- **The task**: Write the listing out again, all of it, word for word.

- **Material for this exercise**:
━━━━━━

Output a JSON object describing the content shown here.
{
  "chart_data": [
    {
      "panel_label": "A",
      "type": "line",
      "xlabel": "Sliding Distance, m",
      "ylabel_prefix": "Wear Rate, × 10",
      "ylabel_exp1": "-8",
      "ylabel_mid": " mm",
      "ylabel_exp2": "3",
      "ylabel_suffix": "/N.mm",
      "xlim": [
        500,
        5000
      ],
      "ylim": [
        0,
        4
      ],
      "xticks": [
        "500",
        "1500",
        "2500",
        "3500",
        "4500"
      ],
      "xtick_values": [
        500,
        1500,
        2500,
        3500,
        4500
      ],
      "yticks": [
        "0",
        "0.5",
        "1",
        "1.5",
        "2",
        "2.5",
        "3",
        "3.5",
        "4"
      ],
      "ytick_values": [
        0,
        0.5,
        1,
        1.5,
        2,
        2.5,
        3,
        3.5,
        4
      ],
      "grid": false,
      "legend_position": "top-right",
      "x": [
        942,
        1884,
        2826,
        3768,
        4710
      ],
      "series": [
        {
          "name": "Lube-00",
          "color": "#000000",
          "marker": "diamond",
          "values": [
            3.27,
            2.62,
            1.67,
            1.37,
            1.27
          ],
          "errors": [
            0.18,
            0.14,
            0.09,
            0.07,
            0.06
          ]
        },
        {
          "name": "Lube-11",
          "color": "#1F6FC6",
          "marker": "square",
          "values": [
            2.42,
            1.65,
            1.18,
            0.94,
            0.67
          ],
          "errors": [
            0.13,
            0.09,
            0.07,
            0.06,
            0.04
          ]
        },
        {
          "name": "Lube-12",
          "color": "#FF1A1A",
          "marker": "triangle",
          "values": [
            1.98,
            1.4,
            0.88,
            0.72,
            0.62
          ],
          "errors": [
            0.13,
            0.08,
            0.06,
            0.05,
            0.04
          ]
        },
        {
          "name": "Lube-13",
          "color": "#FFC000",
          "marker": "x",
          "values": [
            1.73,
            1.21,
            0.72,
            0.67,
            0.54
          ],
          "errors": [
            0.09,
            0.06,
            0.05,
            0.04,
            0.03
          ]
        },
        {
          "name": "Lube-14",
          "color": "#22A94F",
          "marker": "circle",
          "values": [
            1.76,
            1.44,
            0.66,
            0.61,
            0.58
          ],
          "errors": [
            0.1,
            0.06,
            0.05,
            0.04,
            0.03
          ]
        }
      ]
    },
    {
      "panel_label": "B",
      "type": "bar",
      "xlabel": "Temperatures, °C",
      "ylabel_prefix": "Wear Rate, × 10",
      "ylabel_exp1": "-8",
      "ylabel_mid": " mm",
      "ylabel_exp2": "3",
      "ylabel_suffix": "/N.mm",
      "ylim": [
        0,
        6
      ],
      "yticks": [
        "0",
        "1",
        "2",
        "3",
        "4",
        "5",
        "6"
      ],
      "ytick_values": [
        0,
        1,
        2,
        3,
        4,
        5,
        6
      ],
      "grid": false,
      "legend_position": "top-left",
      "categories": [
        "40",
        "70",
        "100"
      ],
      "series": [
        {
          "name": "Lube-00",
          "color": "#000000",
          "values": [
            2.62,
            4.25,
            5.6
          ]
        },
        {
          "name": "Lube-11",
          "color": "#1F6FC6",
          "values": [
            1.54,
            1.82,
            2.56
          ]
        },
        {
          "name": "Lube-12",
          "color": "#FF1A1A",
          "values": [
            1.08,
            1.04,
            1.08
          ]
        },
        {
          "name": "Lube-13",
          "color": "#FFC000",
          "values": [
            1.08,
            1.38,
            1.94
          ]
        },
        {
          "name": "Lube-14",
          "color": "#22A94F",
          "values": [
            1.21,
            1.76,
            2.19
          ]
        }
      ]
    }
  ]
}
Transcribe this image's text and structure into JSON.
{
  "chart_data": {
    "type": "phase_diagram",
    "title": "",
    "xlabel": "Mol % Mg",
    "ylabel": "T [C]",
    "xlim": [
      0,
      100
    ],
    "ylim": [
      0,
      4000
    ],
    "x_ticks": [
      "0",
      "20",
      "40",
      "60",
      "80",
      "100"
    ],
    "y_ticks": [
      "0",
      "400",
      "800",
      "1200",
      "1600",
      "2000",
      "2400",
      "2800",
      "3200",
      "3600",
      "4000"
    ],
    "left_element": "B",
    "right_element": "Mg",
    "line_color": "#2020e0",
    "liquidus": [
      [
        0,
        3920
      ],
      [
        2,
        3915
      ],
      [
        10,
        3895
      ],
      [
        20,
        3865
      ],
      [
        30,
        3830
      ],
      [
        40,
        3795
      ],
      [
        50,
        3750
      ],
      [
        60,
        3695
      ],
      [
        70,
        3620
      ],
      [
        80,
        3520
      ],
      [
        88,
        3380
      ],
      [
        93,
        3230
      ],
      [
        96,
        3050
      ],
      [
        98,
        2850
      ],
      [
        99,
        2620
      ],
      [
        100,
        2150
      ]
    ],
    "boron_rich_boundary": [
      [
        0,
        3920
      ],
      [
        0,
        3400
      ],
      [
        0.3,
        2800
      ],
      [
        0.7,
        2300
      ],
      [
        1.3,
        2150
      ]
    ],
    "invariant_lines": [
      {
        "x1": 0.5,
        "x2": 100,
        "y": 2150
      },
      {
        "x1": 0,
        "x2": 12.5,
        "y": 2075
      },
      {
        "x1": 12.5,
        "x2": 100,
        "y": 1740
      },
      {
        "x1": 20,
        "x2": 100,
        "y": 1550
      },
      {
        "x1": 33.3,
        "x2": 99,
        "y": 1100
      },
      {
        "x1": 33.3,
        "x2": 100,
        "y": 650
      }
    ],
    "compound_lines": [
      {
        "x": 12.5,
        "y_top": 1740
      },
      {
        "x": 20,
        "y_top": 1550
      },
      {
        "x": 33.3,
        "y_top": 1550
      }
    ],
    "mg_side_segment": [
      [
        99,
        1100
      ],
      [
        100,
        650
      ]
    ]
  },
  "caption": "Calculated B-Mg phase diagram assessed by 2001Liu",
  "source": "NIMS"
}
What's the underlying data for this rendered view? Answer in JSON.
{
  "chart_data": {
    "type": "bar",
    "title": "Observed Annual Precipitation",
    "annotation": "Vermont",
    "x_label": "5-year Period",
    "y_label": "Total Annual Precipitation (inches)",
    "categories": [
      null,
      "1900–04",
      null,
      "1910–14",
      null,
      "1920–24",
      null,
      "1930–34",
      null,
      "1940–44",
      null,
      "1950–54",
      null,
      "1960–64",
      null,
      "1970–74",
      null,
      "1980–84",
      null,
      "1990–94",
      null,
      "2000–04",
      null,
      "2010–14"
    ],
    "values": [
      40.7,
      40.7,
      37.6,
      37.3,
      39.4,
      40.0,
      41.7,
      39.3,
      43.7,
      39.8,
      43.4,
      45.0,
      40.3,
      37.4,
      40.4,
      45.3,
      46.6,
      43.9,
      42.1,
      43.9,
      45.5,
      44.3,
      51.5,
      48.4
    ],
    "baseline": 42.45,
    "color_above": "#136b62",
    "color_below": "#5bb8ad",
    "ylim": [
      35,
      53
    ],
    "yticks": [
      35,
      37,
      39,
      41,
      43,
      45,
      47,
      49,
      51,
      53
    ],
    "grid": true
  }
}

━━━━━━

- **Final result**:
Output a JSON object describing the content shown here.
{
  "chart_data": [
    {
      "panel_label": "A",
      "type": "line",
      "xlabel": "Sliding Distance, m",
      "ylabel_prefix": "Wear Rate, × 10",
      "ylabel_exp1": "-8",
      "ylabel_mid": " mm",
      "ylabel_exp2": "3",
      "ylabel_suffix": "/N.mm",
      "xlim": [
        500,
        5000
      ],
      "ylim": [
        0,
        4
      ],
      "xticks": [
        "500",
        "1500",
        "2500",
        "3500",
        "4500"
      ],
      "xtick_values": [
        500,
        1500,
        2500,
        3500,
        4500
      ],
      "yticks": [
        "0",
        "0.5",
        "1",
        "1.5",
        "2",
        "2.5",
        "3",
        "3.5",
        "4"
      ],
      "ytick_values": [
        0,
        0.5,
        1,
        1.5,
        2,
        2.5,
        3,
        3.5,
        4
      ],
      "grid": false,
      "legend_position": "top-right",
      "x": [
        942,
        1884,
        2826,
        3768,
        4710
      ],
      "series": [
        {
          "name": "Lube-00",
          "color": "#000000",
          "marker": "diamond",
          "values": [
            3.27,
            2.62,
            1.67,
            1.37,
            1.27
          ],
          "errors": [
            0.18,
            0.14,
            0.09,
            0.07,
            0.06
          ]
        },
        {
          "name": "Lube-11",
          "color": "#1F6FC6",
          "marker": "square",
          "values": [
            2.42,
            1.65,
            1.18,
            0.94,
            0.67
          ],
          "errors": [
            0.13,
            0.09,
            0.07,
            0.06,
            0.04
          ]
        },
        {
          "name": "Lube-12",
          "color": "#FF1A1A",
          "marker": "triangle",
          "values": [
            1.98,
            1.4,
            0.88,
            0.72,
            0.62
          ],
          "errors": [
            0.13,
            0.08,
            0.06,
            0.05,
            0.04
          ]
        },
        {
          "name": "Lube-13",
          "color": "#FFC000",
          "marker": "x",
          "values": [
            1.73,
            1.21,
            0.72,
            0.67,
            0.54
          ],
          "errors": [
            0.09,
            0.06,
            0.05,
            0.04,
            0.03
          ]
        },
        {
          "name": "Lube-14",
          "color": "#22A94F",
          "marker": "circle",
          "values": [
            1.76,
            1.44,
            0.66,
            0.61,
            0.58
          ],
          "errors": [
            0.1,
            0.06,
            0.05,
            0.04,
            0.03
          ]
        }
      ]
    },
    {
      "panel_label": "B",
      "type": "bar",
      "xlabel": "Temperatures, °C",
      "ylabel_prefix": "Wear Rate, × 10",
      "ylabel_exp1": "-8",
      "ylabel_mid": " mm",
      "ylabel_exp2": "3",
      "ylabel_suffix": "/N.mm",
      "ylim": [
        0,
        6
      ],
      "yticks": [
        "0",
        "1",
        "2",
        "3",
        "4",
        "5",
        "6"
      ],
      "ytick_values": [
        0,
        1,
        2,
        3,
        4,
        5,
        6
      ],
      "grid": false,
      "legend_position": "top-left",
      "categories": [
        "40",
        "70",
        "100"
      ],
      "series": [
        {
          "name": "Lube-00",
          "color": "#000000",
          "values": [
            2.62,
            4.25,
            5.6
          ]
        },
        {
          "name": "Lube-11",
          "color": "#1F6FC6",
          "values": [
            1.54,
            1.82,
            2.56
          ]
        },
        {
          "name": "Lube-12",
          "color": "#FF1A1A",
          "values": [
            1.08,
            1.04,
            1.08
          ]
        },
        {
          "name": "Lube-13",
          "color": "#FFC000",
          "values": [
            1.08,
            1.38,
            1.94
          ]
        },
        {
          "name": "Lube-14",
          "color": "#22A94F",
          "values": [
            1.21,
            1.76,
            2.19
          ]
        }
      ]
    }
  ]
}
Transcribe this image's text and structure into JSON.
{
  "chart_data": {
    "type": "phase_diagram",
    "title": "",
    "xlabel": "Mol % Mg",
    "ylabel": "T [C]",
    "xlim": [
      0,
      100
    ],
    "ylim": [
      0,
      4000
    ],
    "x_ticks": [
      "0",
      "20",
      "40",
      "60",
      "80",
      "100"
    ],
    "y_ticks": [
      "0",
      "400",
      "800",
      "1200",
      "1600",
      "2000",
      "2400",
      "2800",
      "3200",
      "3600",
      "4000"
    ],
    "left_element": "B",
    "right_element": "Mg",
    "line_color": "#2020e0",
    "liquidus": [
      [
        0,
        3920
      ],
      [
        2,
        3915
      ],
      [
        10,
        3895
      ],
      [
        20,
        3865
      ],
      [
        30,
        3830
      ],
      [
        40,
        3795
      ],
      [
        50,
        3750
      ],
      [
        60,
        3695
      ],
      [
        70,
        3620
      ],
      [
        80,
        3520
      ],
      [
        88,
        3380
      ],
      [
        93,
        3230
      ],
      [
        96,
        3050
      ],
      [
        98,
        2850
      ],
      [
        99,
        2620
      ],
      [
        100,
        2150
      ]
    ],
    "boron_rich_boundary": [
      [
        0,
        3920
      ],
      [
        0,
        3400
      ],
      [
        0.3,
        2800
      ],
      [
        0.7,
        2300
      ],
      [
        1.3,
        2150
      ]
    ],
    "invariant_lines": [
      {
        "x1": 0.5,
        "x2": 100,
        "y": 2150
      },
      {
        "x1": 0,
        "x2": 12.5,
        "y": 2075
      },
      {
        "x1": 12.5,
        "x2": 100,
        "y": 1740
      },
      {
        "x1": 20,
        "x2": 100,
        "y": 1550
      },
      {
        "x1": 33.3,
        "x2": 99,
        "y": 1100
      },
      {
        "x1": 33.3,
        "x2": 100,
        "y": 650
      }
    ],
    "compound_lines": [
      {
        "x": 12.5,
        "y_top": 1740
      },
      {
        "x": 20,
        "y_top": 1550
      },
      {
        "x": 33.3,
        "y_top": 1550
      }
    ],
    "mg_side_segment": [
      [
        99,
        1100
      ],
      [
        100,
        650
      ]
    ]
  },
  "caption": "Calculated B-Mg phase diagram assessed by 2001Liu",
  "source": "NIMS"
}
What's the underlying data for this rendered view? Answer in JSON.
{
  "chart_data": {
    "type": "bar",
    "title": "Observed Annual Precipitation",
    "annotation": "Vermont",
    "x_label": "5-year Period",
    "y_label": "Total Annual Precipitation (inches)",
    "categories": [
      null,
      "1900–04",
      null,
      "1910–14",
      null,
      "1920–24",
      null,
      "1930–34",
      null,
      "1940–44",
      null,
      "1950–54",
      null,
      "1960–64",
      null,
      "1970–74",
      null,
      "1980–84",
      null,
      "1990–94",
      null,
      "2000–04",
      null,
      "2010–14"
    ],
    "values": [
      40.7,
      40.7,
      37.6,
      37.3,
      39.4,
      40.0,
      41.7,
      39.3,
      43.7,
      39.8,
      43.4,
      45.0,
      40.3,
      37.4,
      40.4,
      45.3,
      46.6,
      43.9,
      42.1,
      43.9,
      45.5,
      44.3,
      51.5,
      48.4
    ],
    "baseline": 42.45,
    "color_above": "#136b62",
    "color_below": "#5bb8ad",
    "ylim": [
      35,
      53
    ],
    "yticks": [
      35,
      37,
      39,
      41,
      43,
      45,
      47,
      49,
      51,
      53
    ],
    "grid": true
  }
}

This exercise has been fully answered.